### Given task
Transcribe all of the material below word for word and leave out its pictures.

--- BEGIN Data supplied ---

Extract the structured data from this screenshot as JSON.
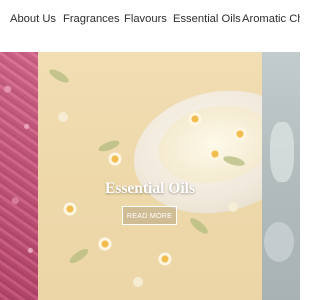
{
  "nav": {
    "items": [
      {
        "label": "About Us"
      },
      {
        "label": "Fragrances"
      },
      {
        "label": "Flavours"
      },
      {
        "label": "Essential Oils"
      },
      {
        "label": "Aromatic Che"
      }
    ]
  },
  "slider": {
    "active_slide": {
      "title": "Essential Oils",
      "button_label": "READ MORE"
    },
    "colors": {
      "prev_slide": "#c85a7e",
      "active_slide": "#ecd39e",
      "next_slide": "#b3bcbd"
    }
  }
}
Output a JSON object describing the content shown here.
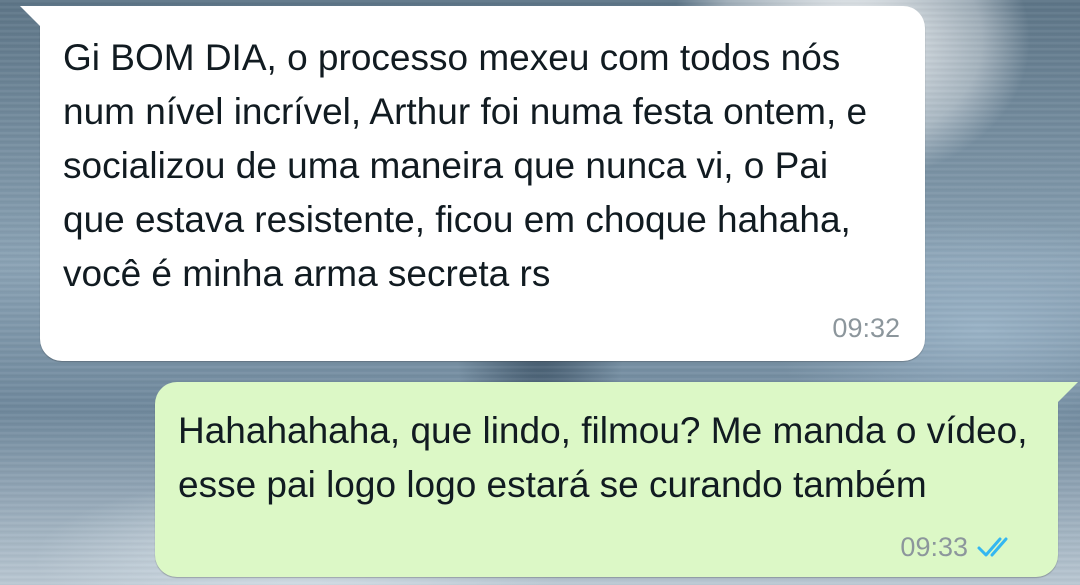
{
  "messages": [
    {
      "direction": "incoming",
      "text": "Gi BOM DIA, o processo mexeu com todos nós num nível incrível, Arthur foi numa festa ontem, e socializou de uma maneira que nunca vi, o Pai que estava resistente, ficou em choque hahaha, você é minha arma secreta rs",
      "time": "09:32"
    },
    {
      "direction": "outgoing",
      "text": "Hahahahaha, que lindo, filmou? Me manda o vídeo, esse pai logo logo estará se curando também",
      "time": "09:33",
      "status_icon": "double-check-read-icon"
    }
  ],
  "colors": {
    "incoming_bubble": "#ffffff",
    "outgoing_bubble": "#dcf8c6",
    "read_ticks": "#34b7f1",
    "timestamp": "#8c969c"
  }
}
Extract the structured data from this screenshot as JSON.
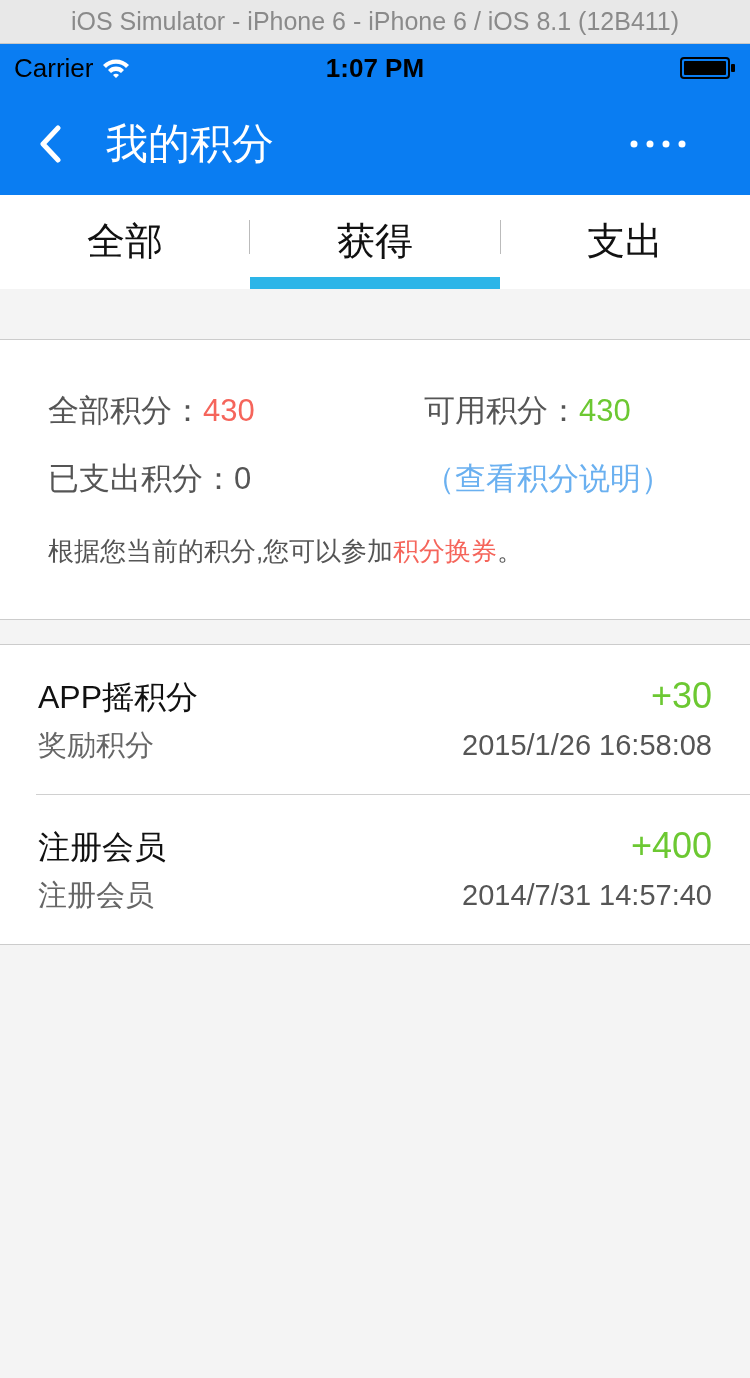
{
  "simulator": {
    "title": "iOS Simulator - iPhone 6 - iPhone 6 / iOS 8.1 (12B411)"
  },
  "status_bar": {
    "carrier": "Carrier",
    "time": "1:07 PM"
  },
  "nav": {
    "title": "我的积分"
  },
  "tabs": [
    {
      "label": "全部",
      "selected": false
    },
    {
      "label": "获得",
      "selected": true
    },
    {
      "label": "支出",
      "selected": false
    }
  ],
  "summary": {
    "total_label": "全部积分：",
    "total_value": "430",
    "available_label": "可用积分：",
    "available_value": "430",
    "spent_label": "已支出积分：",
    "spent_value": "0",
    "rules_link": "（查看积分说明）",
    "note_before": "根据您当前的积分,您可以参加",
    "note_link": "积分换券",
    "note_after": "。"
  },
  "records": [
    {
      "title": "APP摇积分",
      "amount": "+30",
      "subtitle": "奖励积分",
      "time": "2015/1/26 16:58:08"
    },
    {
      "title": "注册会员",
      "amount": "+400",
      "subtitle": "注册会员",
      "time": "2014/7/31 14:57:40"
    }
  ]
}
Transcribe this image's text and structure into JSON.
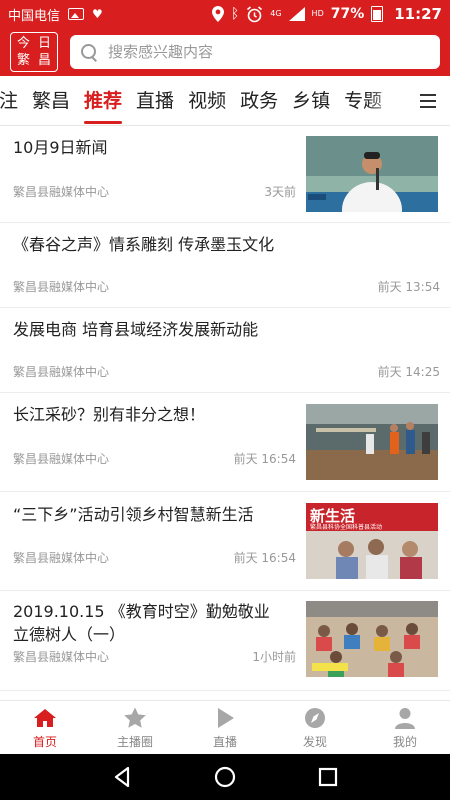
{
  "status_bar": {
    "carrier": "中国电信",
    "network_type": "4G",
    "hd": "HD",
    "battery": "77%",
    "time": "11:27"
  },
  "header": {
    "logo_chars": [
      "今",
      "日",
      "繁",
      "昌"
    ],
    "search_placeholder": "搜索感兴趣内容",
    "accent_color": "#d81e1e"
  },
  "tabs": [
    {
      "label": "注"
    },
    {
      "label": "繁昌"
    },
    {
      "label": "推荐",
      "active": true
    },
    {
      "label": "直播"
    },
    {
      "label": "视频"
    },
    {
      "label": "政务"
    },
    {
      "label": "乡镇"
    },
    {
      "label": "专题"
    }
  ],
  "news": [
    {
      "title": "10月9日新闻",
      "source": "繁昌县融媒体中心",
      "time": "3天前",
      "has_image": true,
      "image_icon": "news-anchor-photo"
    },
    {
      "title": "《春谷之声》情系雕刻 传承墨玉文化",
      "source": "繁昌县融媒体中心",
      "time": "前天 13:54",
      "has_image": false
    },
    {
      "title": "发展电商 培育县域经济发展新动能",
      "source": "繁昌县融媒体中心",
      "time": "前天 14:25",
      "has_image": false
    },
    {
      "title": "长江采砂？别有非分之想！",
      "source": "繁昌县融媒体中心",
      "time": "前天 16:54",
      "has_image": true,
      "image_icon": "river-boat-photo"
    },
    {
      "title": "“三下乡”活动引领乡村智慧新生活",
      "source": "繁昌县融媒体中心",
      "time": "前天 16:54",
      "has_image": true,
      "image_icon": "rural-event-photo",
      "image_banner": "新生活",
      "image_caption": "繁昌县科协全国科普县活动"
    },
    {
      "title_lines": [
        "2019.10.15 《教育时空》勤勉敬业",
        "立德树人（一）"
      ],
      "source": "繁昌县融媒体中心",
      "time": "1小时前",
      "has_image": true,
      "image_icon": "classroom-photo"
    }
  ],
  "bottom_nav": [
    {
      "label": "首页",
      "icon": "home-icon",
      "active": true
    },
    {
      "label": "主播圈",
      "icon": "star-icon"
    },
    {
      "label": "直播",
      "icon": "play-icon"
    },
    {
      "label": "发现",
      "icon": "compass-icon"
    },
    {
      "label": "我的",
      "icon": "person-icon"
    }
  ]
}
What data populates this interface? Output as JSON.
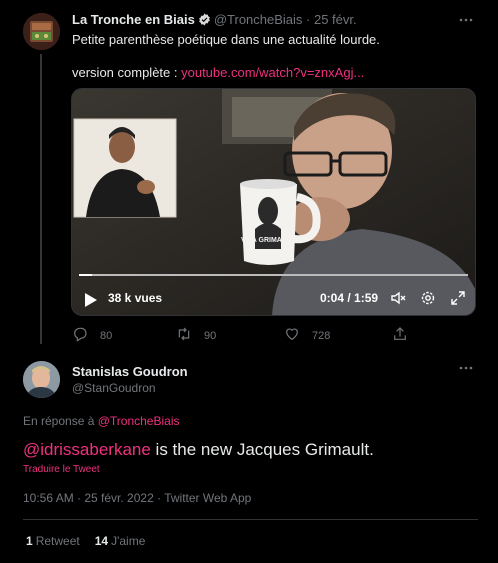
{
  "tweet1": {
    "author_name": "La Tronche en Biais",
    "handle": "@TroncheBiais",
    "time": "· 25 févr.",
    "text": "Petite parenthèse poétique dans une actualité lourde.",
    "link_prefix": "version complète : ",
    "link": "youtube.com/watch?v=znxAgj...",
    "video": {
      "views": "38 k vues",
      "time": "0:04 / 1:59",
      "progress": 0.034,
      "mug_text": "VIVA GRIMAULT"
    },
    "actions": {
      "replies": "80",
      "retweets": "90",
      "likes": "728"
    }
  },
  "tweet2": {
    "author_name": "Stanislas Goudron",
    "handle": "@StanGoudron",
    "reply_prefix": "En réponse à ",
    "reply_to": "@TroncheBiais",
    "mention": "@idrissaberkane",
    "text": " is the new Jacques Grimault.",
    "translate": "Traduire le Tweet",
    "meta": "10:56 AM · 25 févr. 2022 · Twitter Web App",
    "retweets_count": "1",
    "retweets_label": "Retweet",
    "likes_count": "14",
    "likes_label": "J'aime"
  },
  "colors": {
    "accent": "#f0307f",
    "background": "#000000",
    "secondary": "#71767b"
  },
  "icons": [
    "more-icon",
    "verified-icon",
    "reply-icon",
    "retweet-icon",
    "like-icon",
    "share-icon",
    "play-icon",
    "volume-icon",
    "settings-icon",
    "fullscreen-icon"
  ]
}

--- END Data supplied ---

### Solution
Extract the structured data from this screenshot as JSON.
{
  "nav": {
    "items": [
      {
        "label": "About Us"
      },
      {
        "label": "Fragrances"
      },
      {
        "label": "Flavours"
      },
      {
        "label": "Essential Oils"
      },
      {
        "label": "Aromatic Che"
      }
    ]
  },
  "slider": {
    "active_slide": {
      "title": "Essential Oils",
      "button_label": "READ MORE"
    },
    "colors": {
      "prev_slide": "#c85a7e",
      "active_slide": "#ecd39e",
      "next_slide": "#b3bcbd"
    }
  }
}
Output a JSON object describing the content shown here.
{
  "messages": [
    {
      "direction": "incoming",
      "text": "Gi BOM DIA, o processo mexeu com todos nós num nível incrível, Arthur foi numa festa ontem, e socializou de uma maneira que nunca vi, o Pai que estava resistente, ficou em choque hahaha, você é minha arma secreta rs",
      "time": "09:32"
    },
    {
      "direction": "outgoing",
      "text": "Hahahahaha, que lindo, filmou? Me manda o vídeo, esse pai logo logo estará se curando também",
      "time": "09:33",
      "status_icon": "double-check-read-icon"
    }
  ],
  "colors": {
    "incoming_bubble": "#ffffff",
    "outgoing_bubble": "#dcf8c6",
    "read_ticks": "#34b7f1",
    "timestamp": "#8c969c"
  }
}
Extract the structured data from this screenshot as JSON.
{
  "simulator": {
    "title": "iOS Simulator - iPhone 6 - iPhone 6 / iOS 8.1 (12B411)"
  },
  "status_bar": {
    "carrier": "Carrier",
    "time": "1:07 PM"
  },
  "nav": {
    "title": "我的积分"
  },
  "tabs": [
    {
      "label": "全部",
      "selected": false
    },
    {
      "label": "获得",
      "selected": true
    },
    {
      "label": "支出",
      "selected": false
    }
  ],
  "summary": {
    "total_label": "全部积分：",
    "total_value": "430",
    "available_label": "可用积分：",
    "available_value": "430",
    "spent_label": "已支出积分：",
    "spent_value": "0",
    "rules_link": "（查看积分说明）",
    "note_before": "根据您当前的积分,您可以参加",
    "note_link": "积分换券",
    "note_after": "。"
  },
  "records": [
    {
      "title": "APP摇积分",
      "amount": "+30",
      "subtitle": "奖励积分",
      "time": "2015/1/26 16:58:08"
    },
    {
      "title": "注册会员",
      "amount": "+400",
      "subtitle": "注册会员",
      "time": "2014/7/31 14:57:40"
    }
  ]
}
Transcribe this image's text and structure into JSON.
{
  "status_bar": {
    "carrier": "中国电信",
    "network_type": "4G",
    "hd": "HD",
    "battery": "77%",
    "time": "11:27"
  },
  "header": {
    "logo_chars": [
      "今",
      "日",
      "繁",
      "昌"
    ],
    "search_placeholder": "搜索感兴趣内容",
    "accent_color": "#d81e1e"
  },
  "tabs": [
    {
      "label": "注"
    },
    {
      "label": "繁昌"
    },
    {
      "label": "推荐",
      "active": true
    },
    {
      "label": "直播"
    },
    {
      "label": "视频"
    },
    {
      "label": "政务"
    },
    {
      "label": "乡镇"
    },
    {
      "label": "专题"
    }
  ],
  "news": [
    {
      "title": "10月9日新闻",
      "source": "繁昌县融媒体中心",
      "time": "3天前",
      "has_image": true,
      "image_icon": "news-anchor-photo"
    },
    {
      "title": "《春谷之声》情系雕刻 传承墨玉文化",
      "source": "繁昌县融媒体中心",
      "time": "前天 13:54",
      "has_image": false
    },
    {
      "title": "发展电商 培育县域经济发展新动能",
      "source": "繁昌县融媒体中心",
      "time": "前天 14:25",
      "has_image": false
    },
    {
      "title": "长江采砂？别有非分之想！",
      "source": "繁昌县融媒体中心",
      "time": "前天 16:54",
      "has_image": true,
      "image_icon": "river-boat-photo"
    },
    {
      "title": "“三下乡”活动引领乡村智慧新生活",
      "source": "繁昌县融媒体中心",
      "time": "前天 16:54",
      "has_image": true,
      "image_icon": "rural-event-photo",
      "image_banner": "新生活",
      "image_caption": "繁昌县科协全国科普县活动"
    },
    {
      "title_lines": [
        "2019.10.15 《教育时空》勤勉敬业",
        "立德树人（一）"
      ],
      "source": "繁昌县融媒体中心",
      "time": "1小时前",
      "has_image": true,
      "image_icon": "classroom-photo"
    }
  ],
  "bottom_nav": [
    {
      "label": "首页",
      "icon": "home-icon",
      "active": true
    },
    {
      "label": "主播圈",
      "icon": "star-icon"
    },
    {
      "label": "直播",
      "icon": "play-icon"
    },
    {
      "label": "发现",
      "icon": "compass-icon"
    },
    {
      "label": "我的",
      "icon": "person-icon"
    }
  ]
}
What data populates this interface? Output as JSON.
{
  "tweet1": {
    "author_name": "La Tronche en Biais",
    "handle": "@TroncheBiais",
    "time": "· 25 févr.",
    "text": "Petite parenthèse poétique dans une actualité lourde.",
    "link_prefix": "version complète : ",
    "link": "youtube.com/watch?v=znxAgj...",
    "video": {
      "views": "38 k vues",
      "time": "0:04 / 1:59",
      "progress": 0.034,
      "mug_text": "VIVA GRIMAULT"
    },
    "actions": {
      "replies": "80",
      "retweets": "90",
      "likes": "728"
    }
  },
  "tweet2": {
    "author_name": "Stanislas Goudron",
    "handle": "@StanGoudron",
    "reply_prefix": "En réponse à ",
    "reply_to": "@TroncheBiais",
    "mention": "@idrissaberkane",
    "text": " is the new Jacques Grimault.",
    "translate": "Traduire le Tweet",
    "meta": "10:56 AM · 25 févr. 2022 · Twitter Web App",
    "retweets_count": "1",
    "retweets_label": "Retweet",
    "likes_count": "14",
    "likes_label": "J'aime"
  },
  "colors": {
    "accent": "#f0307f",
    "background": "#000000",
    "secondary": "#71767b"
  },
  "icons": [
    "more-icon",
    "verified-icon",
    "reply-icon",
    "retweet-icon",
    "like-icon",
    "share-icon",
    "play-icon",
    "volume-icon",
    "settings-icon",
    "fullscreen-icon"
  ]
}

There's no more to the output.